**** The records

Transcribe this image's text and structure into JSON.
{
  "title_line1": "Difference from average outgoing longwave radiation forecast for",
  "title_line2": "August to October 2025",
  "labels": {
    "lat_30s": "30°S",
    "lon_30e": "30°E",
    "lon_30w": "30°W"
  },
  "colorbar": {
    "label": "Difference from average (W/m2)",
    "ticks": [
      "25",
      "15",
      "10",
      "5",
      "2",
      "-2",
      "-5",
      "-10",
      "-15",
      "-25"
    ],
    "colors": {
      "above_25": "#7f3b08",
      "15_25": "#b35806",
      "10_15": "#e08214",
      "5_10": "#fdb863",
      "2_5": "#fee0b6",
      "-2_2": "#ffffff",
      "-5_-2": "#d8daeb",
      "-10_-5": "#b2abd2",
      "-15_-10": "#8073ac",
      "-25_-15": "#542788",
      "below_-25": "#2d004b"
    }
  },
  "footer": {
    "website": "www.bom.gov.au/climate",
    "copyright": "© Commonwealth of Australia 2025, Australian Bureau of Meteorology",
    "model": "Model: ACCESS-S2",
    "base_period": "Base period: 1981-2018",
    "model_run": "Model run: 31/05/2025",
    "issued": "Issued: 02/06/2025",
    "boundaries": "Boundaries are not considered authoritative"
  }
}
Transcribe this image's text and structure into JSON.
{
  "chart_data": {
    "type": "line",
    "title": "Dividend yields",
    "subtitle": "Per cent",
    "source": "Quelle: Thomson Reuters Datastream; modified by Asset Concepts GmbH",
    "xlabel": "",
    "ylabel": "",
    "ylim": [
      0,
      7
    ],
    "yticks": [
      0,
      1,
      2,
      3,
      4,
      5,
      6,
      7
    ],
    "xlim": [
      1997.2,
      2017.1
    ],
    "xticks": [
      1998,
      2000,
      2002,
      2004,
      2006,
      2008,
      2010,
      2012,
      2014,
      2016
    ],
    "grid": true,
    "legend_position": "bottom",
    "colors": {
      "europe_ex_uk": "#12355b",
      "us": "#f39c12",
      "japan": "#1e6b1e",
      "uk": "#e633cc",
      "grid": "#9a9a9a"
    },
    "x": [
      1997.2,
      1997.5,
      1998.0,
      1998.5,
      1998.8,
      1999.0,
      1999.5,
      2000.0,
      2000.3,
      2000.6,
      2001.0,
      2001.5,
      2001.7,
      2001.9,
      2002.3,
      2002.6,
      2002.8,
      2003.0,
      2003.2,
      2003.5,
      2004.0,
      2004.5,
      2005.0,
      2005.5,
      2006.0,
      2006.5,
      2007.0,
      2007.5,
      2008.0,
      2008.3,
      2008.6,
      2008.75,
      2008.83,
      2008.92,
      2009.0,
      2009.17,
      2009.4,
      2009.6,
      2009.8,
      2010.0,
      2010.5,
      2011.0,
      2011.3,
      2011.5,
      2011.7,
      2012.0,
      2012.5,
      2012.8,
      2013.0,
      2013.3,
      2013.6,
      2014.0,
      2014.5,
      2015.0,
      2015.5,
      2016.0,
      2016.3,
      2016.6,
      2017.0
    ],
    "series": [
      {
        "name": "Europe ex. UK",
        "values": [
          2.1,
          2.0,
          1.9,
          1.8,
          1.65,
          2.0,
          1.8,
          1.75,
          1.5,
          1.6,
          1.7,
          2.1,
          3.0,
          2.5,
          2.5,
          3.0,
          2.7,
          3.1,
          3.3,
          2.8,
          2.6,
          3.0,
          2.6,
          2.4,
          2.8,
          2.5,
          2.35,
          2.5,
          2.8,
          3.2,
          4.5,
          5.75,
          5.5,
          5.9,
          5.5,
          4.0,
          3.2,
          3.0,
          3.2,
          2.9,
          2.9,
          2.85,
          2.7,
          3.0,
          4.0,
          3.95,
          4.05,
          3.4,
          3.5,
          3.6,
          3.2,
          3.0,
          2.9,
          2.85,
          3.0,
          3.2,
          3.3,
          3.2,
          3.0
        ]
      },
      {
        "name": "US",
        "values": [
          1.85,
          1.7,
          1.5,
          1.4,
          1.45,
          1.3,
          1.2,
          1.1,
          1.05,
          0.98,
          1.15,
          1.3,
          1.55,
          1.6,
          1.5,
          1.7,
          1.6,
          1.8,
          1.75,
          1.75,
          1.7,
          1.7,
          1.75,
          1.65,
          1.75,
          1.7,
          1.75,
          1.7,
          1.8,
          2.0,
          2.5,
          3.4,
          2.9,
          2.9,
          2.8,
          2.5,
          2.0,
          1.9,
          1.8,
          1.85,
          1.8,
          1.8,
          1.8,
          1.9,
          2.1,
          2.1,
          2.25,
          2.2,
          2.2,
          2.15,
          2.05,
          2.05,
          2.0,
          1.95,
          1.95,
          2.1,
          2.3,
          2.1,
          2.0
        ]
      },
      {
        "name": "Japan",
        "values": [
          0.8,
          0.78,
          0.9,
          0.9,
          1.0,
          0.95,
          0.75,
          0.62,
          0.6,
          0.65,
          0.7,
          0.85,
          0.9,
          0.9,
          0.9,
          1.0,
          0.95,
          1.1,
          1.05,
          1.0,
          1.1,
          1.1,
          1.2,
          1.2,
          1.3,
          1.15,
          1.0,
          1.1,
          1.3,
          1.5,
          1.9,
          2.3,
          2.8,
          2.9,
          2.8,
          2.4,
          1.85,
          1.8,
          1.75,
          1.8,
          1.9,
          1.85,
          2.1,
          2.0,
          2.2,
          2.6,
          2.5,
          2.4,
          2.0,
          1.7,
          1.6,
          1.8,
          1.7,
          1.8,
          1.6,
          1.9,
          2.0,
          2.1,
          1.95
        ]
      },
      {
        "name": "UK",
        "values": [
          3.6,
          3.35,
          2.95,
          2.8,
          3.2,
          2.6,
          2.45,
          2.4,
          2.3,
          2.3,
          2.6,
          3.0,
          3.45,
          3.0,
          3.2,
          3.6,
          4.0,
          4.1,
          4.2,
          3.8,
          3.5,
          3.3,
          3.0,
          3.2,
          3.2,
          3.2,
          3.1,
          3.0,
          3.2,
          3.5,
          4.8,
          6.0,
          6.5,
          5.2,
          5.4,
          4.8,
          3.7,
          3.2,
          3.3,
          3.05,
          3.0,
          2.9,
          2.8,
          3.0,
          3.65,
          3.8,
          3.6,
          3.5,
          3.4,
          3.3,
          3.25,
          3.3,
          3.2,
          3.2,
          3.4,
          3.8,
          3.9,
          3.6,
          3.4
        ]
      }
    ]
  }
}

********

» **Prompt**
Produce an exact copy of all the records.

» **Solution for this exercise**
Transcribe this image's text and structure into JSON.
{
  "title_line1": "Difference from average outgoing longwave radiation forecast for",
  "title_line2": "August to October 2025",
  "labels": {
    "lat_30s": "30°S",
    "lon_30e": "30°E",
    "lon_30w": "30°W"
  },
  "colorbar": {
    "label": "Difference from average (W/m2)",
    "ticks": [
      "25",
      "15",
      "10",
      "5",
      "2",
      "-2",
      "-5",
      "-10",
      "-15",
      "-25"
    ],
    "colors": {
      "above_25": "#7f3b08",
      "15_25": "#b35806",
      "10_15": "#e08214",
      "5_10": "#fdb863",
      "2_5": "#fee0b6",
      "-2_2": "#ffffff",
      "-5_-2": "#d8daeb",
      "-10_-5": "#b2abd2",
      "-15_-10": "#8073ac",
      "-25_-15": "#542788",
      "below_-25": "#2d004b"
    }
  },
  "footer": {
    "website": "www.bom.gov.au/climate",
    "copyright": "© Commonwealth of Australia 2025, Australian Bureau of Meteorology",
    "model": "Model: ACCESS-S2",
    "base_period": "Base period: 1981-2018",
    "model_run": "Model run: 31/05/2025",
    "issued": "Issued: 02/06/2025",
    "boundaries": "Boundaries are not considered authoritative"
  }
}
Transcribe this image's text and structure into JSON.
{
  "chart_data": {
    "type": "line",
    "title": "Dividend yields",
    "subtitle": "Per cent",
    "source": "Quelle: Thomson Reuters Datastream; modified by Asset Concepts GmbH",
    "xlabel": "",
    "ylabel": "",
    "ylim": [
      0,
      7
    ],
    "yticks": [
      0,
      1,
      2,
      3,
      4,
      5,
      6,
      7
    ],
    "xlim": [
      1997.2,
      2017.1
    ],
    "xticks": [
      1998,
      2000,
      2002,
      2004,
      2006,
      2008,
      2010,
      2012,
      2014,
      2016
    ],
    "grid": true,
    "legend_position": "bottom",
    "colors": {
      "europe_ex_uk": "#12355b",
      "us": "#f39c12",
      "japan": "#1e6b1e",
      "uk": "#e633cc",
      "grid": "#9a9a9a"
    },
    "x": [
      1997.2,
      1997.5,
      1998.0,
      1998.5,
      1998.8,
      1999.0,
      1999.5,
      2000.0,
      2000.3,
      2000.6,
      2001.0,
      2001.5,
      2001.7,
      2001.9,
      2002.3,
      2002.6,
      2002.8,
      2003.0,
      2003.2,
      2003.5,
      2004.0,
      2004.5,
      2005.0,
      2005.5,
      2006.0,
      2006.5,
      2007.0,
      2007.5,
      2008.0,
      2008.3,
      2008.6,
      2008.75,
      2008.83,
      2008.92,
      2009.0,
      2009.17,
      2009.4,
      2009.6,
      2009.8,
      2010.0,
      2010.5,
      2011.0,
      2011.3,
      2011.5,
      2011.7,
      2012.0,
      2012.5,
      2012.8,
      2013.0,
      2013.3,
      2013.6,
      2014.0,
      2014.5,
      2015.0,
      2015.5,
      2016.0,
      2016.3,
      2016.6,
      2017.0
    ],
    "series": [
      {
        "name": "Europe ex. UK",
        "values": [
          2.1,
          2.0,
          1.9,
          1.8,
          1.65,
          2.0,
          1.8,
          1.75,
          1.5,
          1.6,
          1.7,
          2.1,
          3.0,
          2.5,
          2.5,
          3.0,
          2.7,
          3.1,
          3.3,
          2.8,
          2.6,
          3.0,
          2.6,
          2.4,
          2.8,
          2.5,
          2.35,
          2.5,
          2.8,
          3.2,
          4.5,
          5.75,
          5.5,
          5.9,
          5.5,
          4.0,
          3.2,
          3.0,
          3.2,
          2.9,
          2.9,
          2.85,
          2.7,
          3.0,
          4.0,
          3.95,
          4.05,
          3.4,
          3.5,
          3.6,
          3.2,
          3.0,
          2.9,
          2.85,
          3.0,
          3.2,
          3.3,
          3.2,
          3.0
        ]
      },
      {
        "name": "US",
        "values": [
          1.85,
          1.7,
          1.5,
          1.4,
          1.45,
          1.3,
          1.2,
          1.1,
          1.05,
          0.98,
          1.15,
          1.3,
          1.55,
          1.6,
          1.5,
          1.7,
          1.6,
          1.8,
          1.75,
          1.75,
          1.7,
          1.7,
          1.75,
          1.65,
          1.75,
          1.7,
          1.75,
          1.7,
          1.8,
          2.0,
          2.5,
          3.4,
          2.9,
          2.9,
          2.8,
          2.5,
          2.0,
          1.9,
          1.8,
          1.85,
          1.8,
          1.8,
          1.8,
          1.9,
          2.1,
          2.1,
          2.25,
          2.2,
          2.2,
          2.15,
          2.05,
          2.05,
          2.0,
          1.95,
          1.95,
          2.1,
          2.3,
          2.1,
          2.0
        ]
      },
      {
        "name": "Japan",
        "values": [
          0.8,
          0.78,
          0.9,
          0.9,
          1.0,
          0.95,
          0.75,
          0.62,
          0.6,
          0.65,
          0.7,
          0.85,
          0.9,
          0.9,
          0.9,
          1.0,
          0.95,
          1.1,
          1.05,
          1.0,
          1.1,
          1.1,
          1.2,
          1.2,
          1.3,
          1.15,
          1.0,
          1.1,
          1.3,
          1.5,
          1.9,
          2.3,
          2.8,
          2.9,
          2.8,
          2.4,
          1.85,
          1.8,
          1.75,
          1.8,
          1.9,
          1.85,
          2.1,
          2.0,
          2.2,
          2.6,
          2.5,
          2.4,
          2.0,
          1.7,
          1.6,
          1.8,
          1.7,
          1.8,
          1.6,
          1.9,
          2.0,
          2.1,
          1.95
        ]
      },
      {
        "name": "UK",
        "values": [
          3.6,
          3.35,
          2.95,
          2.8,
          3.2,
          2.6,
          2.45,
          2.4,
          2.3,
          2.3,
          2.6,
          3.0,
          3.45,
          3.0,
          3.2,
          3.6,
          4.0,
          4.1,
          4.2,
          3.8,
          3.5,
          3.3,
          3.0,
          3.2,
          3.2,
          3.2,
          3.1,
          3.0,
          3.2,
          3.5,
          4.8,
          6.0,
          6.5,
          5.2,
          5.4,
          4.8,
          3.7,
          3.2,
          3.3,
          3.05,
          3.0,
          2.9,
          2.8,
          3.0,
          3.65,
          3.8,
          3.6,
          3.5,
          3.4,
          3.3,
          3.25,
          3.3,
          3.2,
          3.2,
          3.4,
          3.8,
          3.9,
          3.6,
          3.4
        ]
      }
    ]
  }
}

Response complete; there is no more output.